- [AIM OF THE EXERCISE] Tally the lines that contain the string "America" and state that total without comment.

- [ENTRIES SHOWN]

★ ★ ★ ★ ★

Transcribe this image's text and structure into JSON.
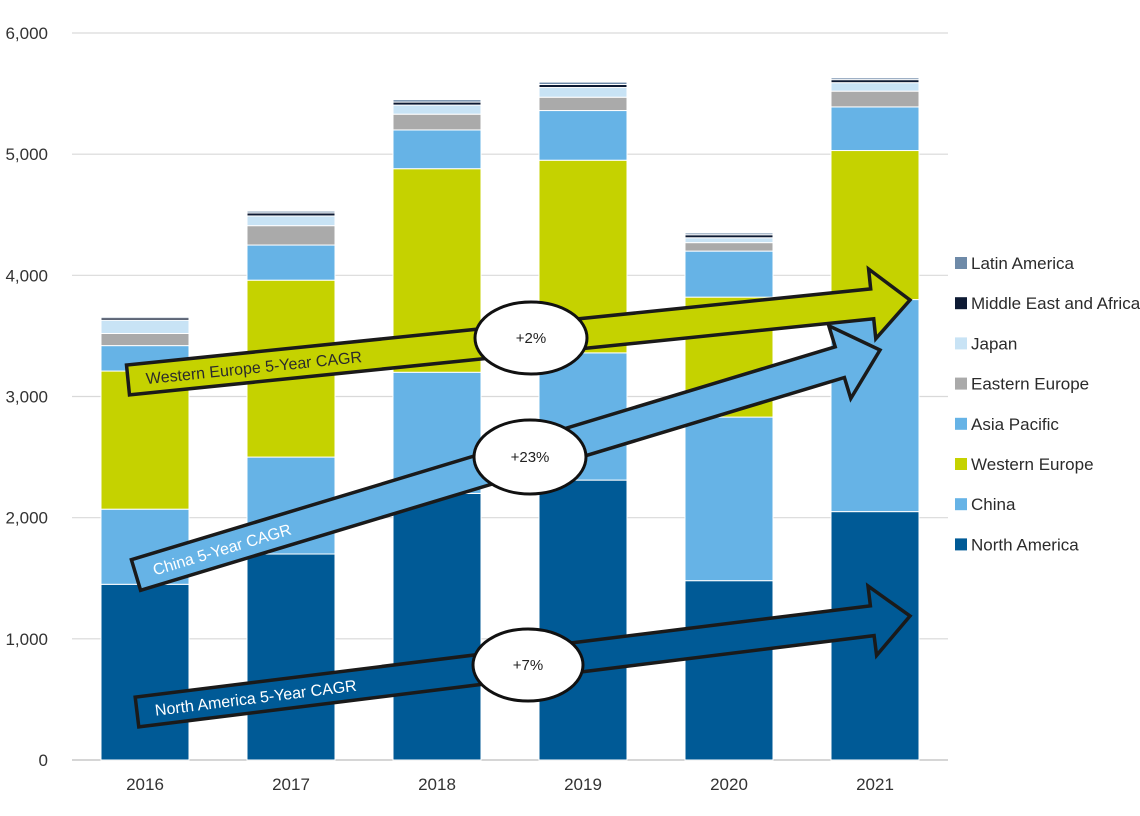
{
  "chart_data": {
    "type": "bar",
    "stacked": true,
    "categories": [
      "2016",
      "2017",
      "2018",
      "2019",
      "2020",
      "2021"
    ],
    "ylim": [
      0,
      6000
    ],
    "y_ticks": [
      0,
      1000,
      2000,
      3000,
      4000,
      5000,
      6000
    ],
    "y_tick_labels": [
      "0",
      "1,000",
      "2,000",
      "3,000",
      "4,000",
      "5,000",
      "6,000"
    ],
    "grid": true,
    "legend_position": "right",
    "series": [
      {
        "name": "North America",
        "color": "#005a96",
        "values": [
          1450,
          1700,
          2200,
          2310,
          1480,
          2050
        ]
      },
      {
        "name": "China",
        "color": "#66b3e6",
        "values": [
          620,
          800,
          1000,
          1050,
          1350,
          1750
        ]
      },
      {
        "name": "Western Europe",
        "color": "#c5d200",
        "values": [
          1140,
          1460,
          1680,
          1590,
          990,
          1230
        ]
      },
      {
        "name": "Asia Pacific",
        "color": "#66b3e6",
        "values": [
          210,
          290,
          320,
          410,
          380,
          360
        ]
      },
      {
        "name": "Eastern Europe",
        "color": "#aaaaaa",
        "values": [
          100,
          160,
          130,
          110,
          70,
          130
        ]
      },
      {
        "name": "Japan",
        "color": "#c8e3f5",
        "values": [
          110,
          80,
          75,
          80,
          40,
          70
        ]
      },
      {
        "name": "Middle East and Africa",
        "color": "#0d1a33",
        "values": [
          20,
          25,
          25,
          25,
          25,
          25
        ]
      },
      {
        "name": "Latin America",
        "color": "#6e8aa8",
        "values": [
          10,
          15,
          20,
          20,
          15,
          15
        ]
      }
    ],
    "legend_order": [
      "Latin America",
      "Middle East and Africa",
      "Japan",
      "Eastern Europe",
      "Asia Pacific",
      "Western Europe",
      "China",
      "North America"
    ],
    "annotations": [
      {
        "label": "Western Europe 5-Year CAGR",
        "rate": "+2%",
        "color": "#c5d200",
        "text_style": "dark"
      },
      {
        "label": "China 5-Year CAGR",
        "rate": "+23%",
        "color": "#66b3e6",
        "text_style": "light"
      },
      {
        "label": "North America 5-Year CAGR",
        "rate": "+7%",
        "color": "#005a96",
        "text_style": "light"
      }
    ]
  }
}
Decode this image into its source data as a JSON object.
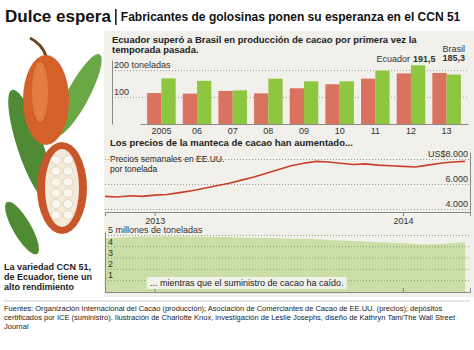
{
  "header": {
    "title": "Dulce espera",
    "subtitle": "Fabricantes de golosinas ponen su esperanza en el CCN 51"
  },
  "caption": "La variedad CCN 51, de Ecuador, tiene un alto rendimiento",
  "source": "Fuentes: Organización Internacional del Cacao (producción); Asociación de Comerciantes de Cacao de EE.UU. (precios); depósitos certificados por ICE (suministro). Ilustración de Charlotte Knox, investigación de Leslie Josephs, diseño de Kathryn Tam/The Wall Street Journal",
  "chart_data": [
    {
      "type": "bar",
      "title": "Ecuador superó a Brasil en producción de cacao por primera vez la temporada pasada.",
      "categories": [
        "2005",
        "06",
        "07",
        "08",
        "09",
        "10",
        "11",
        "12",
        "13"
      ],
      "series": [
        {
          "name": "Ecuador",
          "color": "#d9735f",
          "values": [
            116,
            114,
            124,
            115,
            134,
            149,
            170,
            190,
            191.5
          ],
          "value_labels": [
            null,
            null,
            null,
            null,
            null,
            null,
            null,
            null,
            "191,5"
          ]
        },
        {
          "name": "Brasil",
          "color": "#8dc63f",
          "values": [
            171,
            162,
            126,
            170,
            160,
            160,
            200,
            220,
            185.3
          ],
          "value_labels": [
            null,
            null,
            null,
            null,
            null,
            null,
            null,
            null,
            "185,3"
          ]
        }
      ],
      "ylim": [
        0,
        240
      ],
      "yticks": [
        100,
        {
          "value": 200,
          "label": "200 toneladas"
        }
      ],
      "grid": true
    },
    {
      "type": "line",
      "title": "Los precios de la manteca de cacao han aumentado...",
      "subtitle": "Precios semanales en EE.UU. por tonelada",
      "x": [
        2012.8,
        2012.85,
        2012.9,
        2012.95,
        2013,
        2013.05,
        2013.1,
        2013.15,
        2013.2,
        2013.25,
        2013.3,
        2013.35,
        2013.4,
        2013.45,
        2013.5,
        2013.55,
        2013.6,
        2013.65,
        2013.7,
        2013.75,
        2013.8,
        2013.85,
        2013.9,
        2013.95,
        2014,
        2014.05,
        2014.1,
        2014.15,
        2014.2,
        2014.25
      ],
      "values": [
        5050,
        5000,
        5100,
        5050,
        5150,
        5200,
        5350,
        5500,
        5700,
        5900,
        6100,
        6350,
        6600,
        6900,
        7200,
        7500,
        7700,
        7850,
        7800,
        7700,
        7600,
        7650,
        7550,
        7500,
        7450,
        7400,
        7550,
        7700,
        7800,
        7850
      ],
      "color": "#c8402a",
      "xlim": [
        2012.8,
        2014.27
      ],
      "xticks": [
        2013,
        2014
      ],
      "ylim": [
        3800,
        8600
      ],
      "yticks": [
        {
          "value": 4000,
          "label": "4.000"
        },
        {
          "value": 6000,
          "label": "6.000"
        },
        {
          "value": 8000,
          "label": "US$8.000"
        }
      ],
      "grid": true
    },
    {
      "type": "area",
      "title": "... mientras que el suministro de cacao ha caído.",
      "x": [
        2012.8,
        2012.85,
        2012.9,
        2012.95,
        2013,
        2013.05,
        2013.1,
        2013.15,
        2013.2,
        2013.25,
        2013.3,
        2013.35,
        2013.4,
        2013.45,
        2013.5,
        2013.55,
        2013.6,
        2013.65,
        2013.7,
        2013.75,
        2013.8,
        2013.85,
        2013.9,
        2013.95,
        2014,
        2014.05,
        2014.1,
        2014.15,
        2014.2,
        2014.25
      ],
      "values": [
        4.75,
        4.8,
        4.85,
        4.9,
        4.9,
        4.92,
        4.9,
        4.9,
        4.88,
        4.85,
        4.85,
        4.8,
        4.8,
        4.78,
        4.75,
        4.7,
        4.7,
        4.65,
        4.6,
        4.55,
        4.5,
        4.45,
        4.4,
        4.35,
        4.3,
        4.25,
        4.2,
        4.25,
        4.3,
        4.4
      ],
      "color": "#c9dfa6",
      "xlim": [
        2012.8,
        2014.27
      ],
      "xticks": [
        2013,
        2014
      ],
      "ylim": [
        0,
        5.3
      ],
      "yticks": [
        1,
        2,
        3,
        4,
        {
          "value": 5,
          "label": "5 millones de toneladas"
        }
      ],
      "tick_labels": "y",
      "grid": true
    }
  ]
}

★ ★ ★ ★ ★

- [CORRECT RESPONSE] 5